Records from a data collection:
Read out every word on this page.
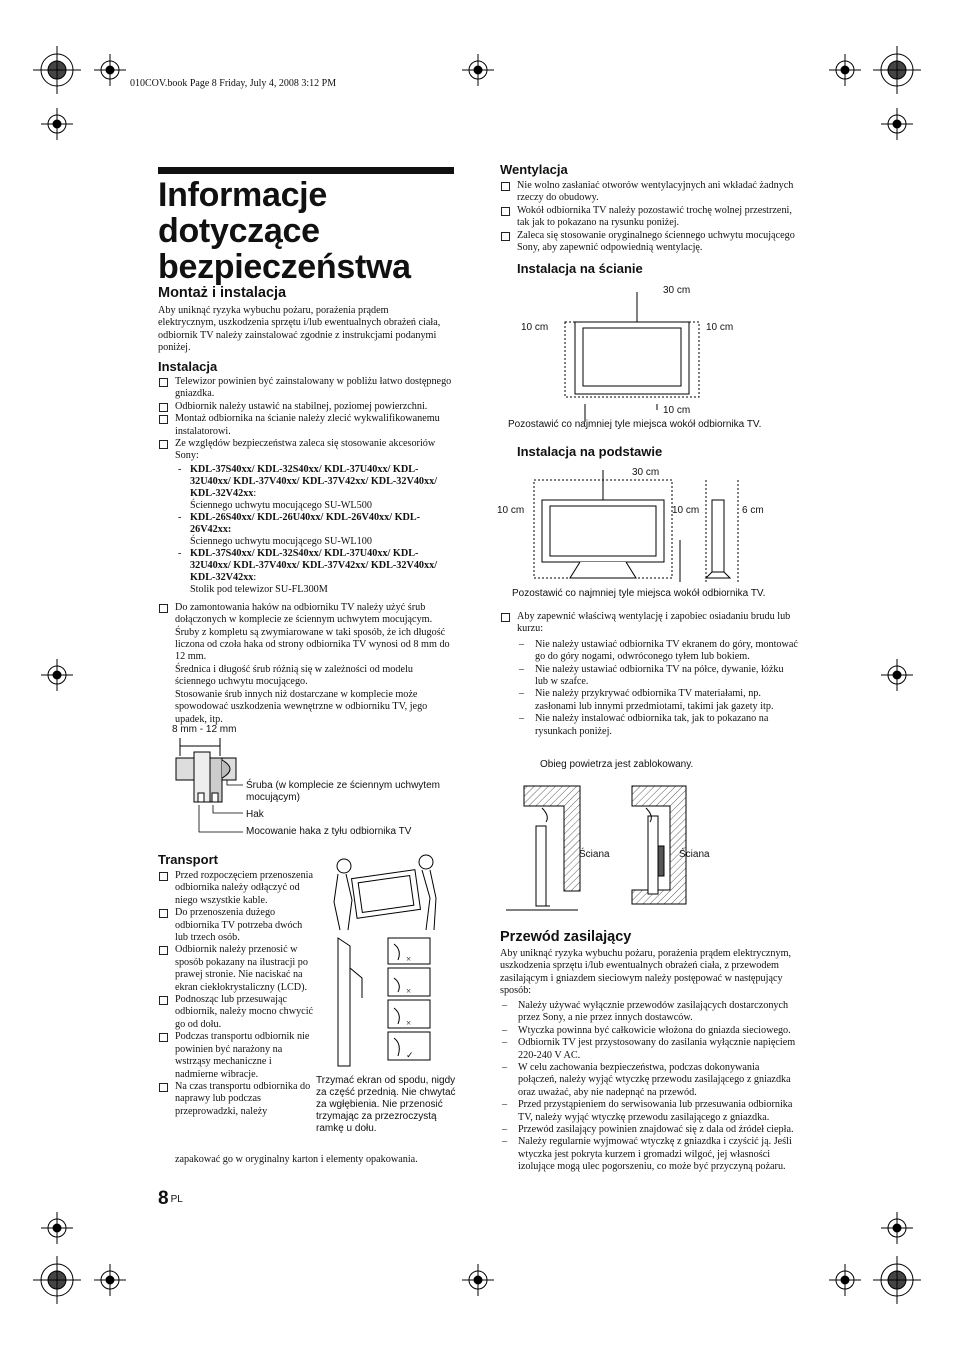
010COV.book Page 8 Friday, July 4, 2008 3:12 PM
Informacje dotyczące bezpieczeństwa
Montaż i instalacja
Aby uniknąć ryzyka wybuchu pożaru, porażenia prądem elektrycznym, uszkodzenia sprzętu i/lub ewentualnych obrażeń ciała, odbiornik TV należy zainstalować zgodnie z instrukcjami podanymi poniżej.
Instalacja
Telewizor powinien być zainstalowany w pobliżu łatwo dostępnego gniazdka.
Odbiornik należy ustawić na stabilnej, poziomej powierzchni.
Montaż odbiornika na ścianie należy zlecić wykwalifikowanemu instalatorowi.
Ze względów bezpieczeństwa zaleca się stosowanie akcesoriów Sony:
- KDL-37S40xx/ KDL-32S40xx/ KDL-37U40xx/ KDL-32U40xx/ KDL-37V40xx/ KDL-37V42xx/ KDL-32V40xx/ KDL-32V42xx:
Ściennego uchwytu mocującego SU-WL500
- KDL-26S40xx/ KDL-26U40xx/ KDL-26V40xx/ KDL-26V42xx:
Ściennego uchwytu mocującego SU-WL100
- KDL-37S40xx/ KDL-32S40xx/ KDL-37U40xx/ KDL-32U40xx/ KDL-37V40xx/ KDL-37V42xx/ KDL-32V40xx/ KDL-32V42xx:
Stolik pod telewizor SU-FL300M
Do zamontowania haków na odbiorniku TV należy użyć śrub dołączonych w komplecie ze ściennym uchwytem mocującym. Śruby z kompletu są zwymiarowane w taki sposób, że ich długość liczona od czoła haka od strony odbiornika TV wynosi od 8 mm do 12 mm.
Średnica i długość śrub różnią się w zależności od modelu ściennego uchwytu mocującego.
Stosowanie śrub innych niż dostarczane w komplecie może spowodować uszkodzenia wewnętrzne w odbiorniku TV, jego upadek, itp.
8 mm - 12 mm
Śruba (w komplecie ze ściennym uchwytem mocującym)
Hak
Mocowanie haka z tyłu odbiornika TV
Transport
Przed rozpoczęciem przenoszenia odbiornika należy odłączyć od niego wszystkie kable.
Do przenoszenia dużego odbiornika TV potrzeba dwóch lub trzech osób.
Odbiornik należy przenosić w sposób pokazany na ilustracji po prawej stronie. Nie naciskać na ekran ciekłokrystaliczny (LCD).
Podnosząc lub przesuwając odbiornik, należy mocno chwycić go od dołu.
Podczas transportu odbiornik nie powinien być narażony na wstrząsy mechaniczne i nadmierne wibracje.
Na czas transportu odbiornika do naprawy lub podczas przeprowadzki, należy
zapakować go w oryginalny karton i elementy opakowania.
×
×
×
✓
Trzymać ekran od spodu, nigdy za część przednią. Nie chwytać za wgłębienia. Nie przenosić trzymając za przezroczystą ramkę u dołu.
Wentylacja
Nie wolno zasłaniać otworów wentylacyjnych ani wkładać żadnych rzeczy do obudowy.
Wokół odbiornika TV należy pozostawić trochę wolnej przestrzeni, tak jak to pokazano na rysunku poniżej.
Zaleca się stosowanie oryginalnego ściennego uchwytu mocującego Sony, aby zapewnić odpowiednią wentylację.
Instalacja na ścianie
30 cm
10 cm	10 cm
10 cm
Pozostawić co najmniej tyle miejsca wokół odbiornika TV.
Instalacja na podstawie
30 cm
10 cm	10 cm	6 cm
Pozostawić co najmniej tyle miejsca wokół odbiornika TV.
Aby zapewnić właściwą wentylację i zapobiec osiadaniu brudu lub kurzu:
– Nie należy ustawiać odbiornika TV ekranem do góry, montować go do góry nogami, odwróconego tyłem lub bokiem.
– Nie należy ustawiać odbiornika TV na półce, dywanie, łóżku lub w szafce.
– Nie należy przykrywać odbiornika TV materiałami, np. zasłonami lub innymi przedmiotami, takimi jak gazety itp.
– Nie należy instalować odbiornika tak, jak to pokazano na rysunkach poniżej.
Obieg powietrza jest zablokowany.
Ściana	Ściana
Przewód zasilający
Aby uniknąć ryzyka wybuchu pożaru, porażenia prądem elektrycznym, uszkodzenia sprzętu i/lub ewentualnych obrażeń ciała, z przewodem zasilającym i gniazdem sieciowym należy postępować w następujący sposób:
– Należy używać wyłącznie przewodów zasilających dostarczonych przez Sony, a nie przez innych dostawców.
– Wtyczka powinna być całkowicie włożona do gniazda sieciowego.
– Odbiornik TV jest przystosowany do zasilania wyłącznie napięciem 220-240 V AC.
– W celu zachowania bezpieczeństwa, podczas dokonywania połączeń, należy wyjąć wtyczkę przewodu zasilającego z gniazdka oraz uważać, aby nie nadepnąć na przewód.
– Przed przystąpieniem do serwisowania lub przesuwania odbiornika TV, należy wyjąć wtyczkę przewodu zasilającego z gniazdka.
– Przewód zasilający powinien znajdować się z dala od źródeł ciepła.
– Należy regularnie wyjmować wtyczkę z gniazdka i czyścić ją. Jeśli wtyczka jest pokryta kurzem i gromadzi wilgoć, jej własności izolujące mogą ulec pogorszeniu, co może być przyczyną pożaru.
8 $^{PL}$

WHAT IS REQUIRED: Determine the number of lines in the listing that hold the word "powinien", and supply that number and nothing further.

EXERCISE ANSWER: 3